■ **INSTRUCTIONS FOR THE TASK**:
From the entries below, count every line that contains the word "name". Please give the number and nothing else.

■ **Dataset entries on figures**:
────────────────────
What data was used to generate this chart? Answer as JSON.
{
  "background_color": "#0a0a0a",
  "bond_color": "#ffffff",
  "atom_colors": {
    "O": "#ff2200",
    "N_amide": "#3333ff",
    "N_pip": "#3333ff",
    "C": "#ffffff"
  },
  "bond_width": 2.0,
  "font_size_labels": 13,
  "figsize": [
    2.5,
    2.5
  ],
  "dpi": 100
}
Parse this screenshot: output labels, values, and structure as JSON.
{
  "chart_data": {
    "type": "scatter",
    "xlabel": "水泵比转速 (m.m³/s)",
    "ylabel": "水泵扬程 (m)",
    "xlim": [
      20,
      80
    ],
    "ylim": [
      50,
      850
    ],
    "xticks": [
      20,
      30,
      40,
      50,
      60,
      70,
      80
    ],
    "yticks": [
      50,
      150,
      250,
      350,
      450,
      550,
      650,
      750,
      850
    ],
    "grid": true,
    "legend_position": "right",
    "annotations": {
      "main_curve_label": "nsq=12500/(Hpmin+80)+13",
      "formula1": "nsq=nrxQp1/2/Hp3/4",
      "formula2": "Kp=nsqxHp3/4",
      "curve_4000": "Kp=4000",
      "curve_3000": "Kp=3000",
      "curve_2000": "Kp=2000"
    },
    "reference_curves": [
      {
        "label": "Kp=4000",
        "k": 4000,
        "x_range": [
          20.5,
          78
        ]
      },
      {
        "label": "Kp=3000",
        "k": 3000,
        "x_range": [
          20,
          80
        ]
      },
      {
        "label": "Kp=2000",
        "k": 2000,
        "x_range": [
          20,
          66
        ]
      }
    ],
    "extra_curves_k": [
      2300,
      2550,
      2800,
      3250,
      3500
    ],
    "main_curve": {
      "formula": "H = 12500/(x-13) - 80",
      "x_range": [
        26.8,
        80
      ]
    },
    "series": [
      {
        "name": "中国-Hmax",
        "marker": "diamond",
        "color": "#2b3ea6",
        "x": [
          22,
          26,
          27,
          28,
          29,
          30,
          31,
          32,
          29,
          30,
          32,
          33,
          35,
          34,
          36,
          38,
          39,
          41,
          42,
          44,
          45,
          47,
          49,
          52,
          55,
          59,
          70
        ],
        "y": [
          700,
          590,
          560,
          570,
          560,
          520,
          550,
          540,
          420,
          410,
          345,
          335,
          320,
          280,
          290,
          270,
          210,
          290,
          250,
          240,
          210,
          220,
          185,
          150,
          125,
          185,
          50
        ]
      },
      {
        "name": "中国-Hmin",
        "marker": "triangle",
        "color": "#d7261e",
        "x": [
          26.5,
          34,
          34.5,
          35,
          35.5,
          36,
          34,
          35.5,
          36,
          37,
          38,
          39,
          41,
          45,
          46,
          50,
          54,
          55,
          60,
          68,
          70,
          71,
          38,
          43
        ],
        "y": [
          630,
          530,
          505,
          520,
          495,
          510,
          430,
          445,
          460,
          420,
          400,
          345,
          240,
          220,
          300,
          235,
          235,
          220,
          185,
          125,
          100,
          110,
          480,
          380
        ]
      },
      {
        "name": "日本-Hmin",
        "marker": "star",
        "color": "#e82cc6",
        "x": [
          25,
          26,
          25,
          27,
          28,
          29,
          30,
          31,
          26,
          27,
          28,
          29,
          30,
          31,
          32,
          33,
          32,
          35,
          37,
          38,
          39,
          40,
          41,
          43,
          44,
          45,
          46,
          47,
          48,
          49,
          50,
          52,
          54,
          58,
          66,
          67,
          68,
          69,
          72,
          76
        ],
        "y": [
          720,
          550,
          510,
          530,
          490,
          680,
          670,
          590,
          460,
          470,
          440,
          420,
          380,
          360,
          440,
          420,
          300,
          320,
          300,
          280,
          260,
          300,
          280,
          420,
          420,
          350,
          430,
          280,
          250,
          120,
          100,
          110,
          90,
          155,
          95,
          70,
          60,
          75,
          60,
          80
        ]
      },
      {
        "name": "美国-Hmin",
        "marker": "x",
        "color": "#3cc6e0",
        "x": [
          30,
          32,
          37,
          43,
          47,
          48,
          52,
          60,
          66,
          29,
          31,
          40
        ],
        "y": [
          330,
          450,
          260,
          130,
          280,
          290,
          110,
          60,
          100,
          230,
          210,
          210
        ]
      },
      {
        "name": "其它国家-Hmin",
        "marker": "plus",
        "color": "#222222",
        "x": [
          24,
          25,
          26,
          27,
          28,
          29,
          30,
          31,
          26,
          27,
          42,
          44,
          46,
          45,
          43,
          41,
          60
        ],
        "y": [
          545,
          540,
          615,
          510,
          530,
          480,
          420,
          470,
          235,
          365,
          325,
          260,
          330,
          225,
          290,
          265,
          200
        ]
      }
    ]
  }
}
────────────────────
■ **WRITTEN RESPONSE**:
5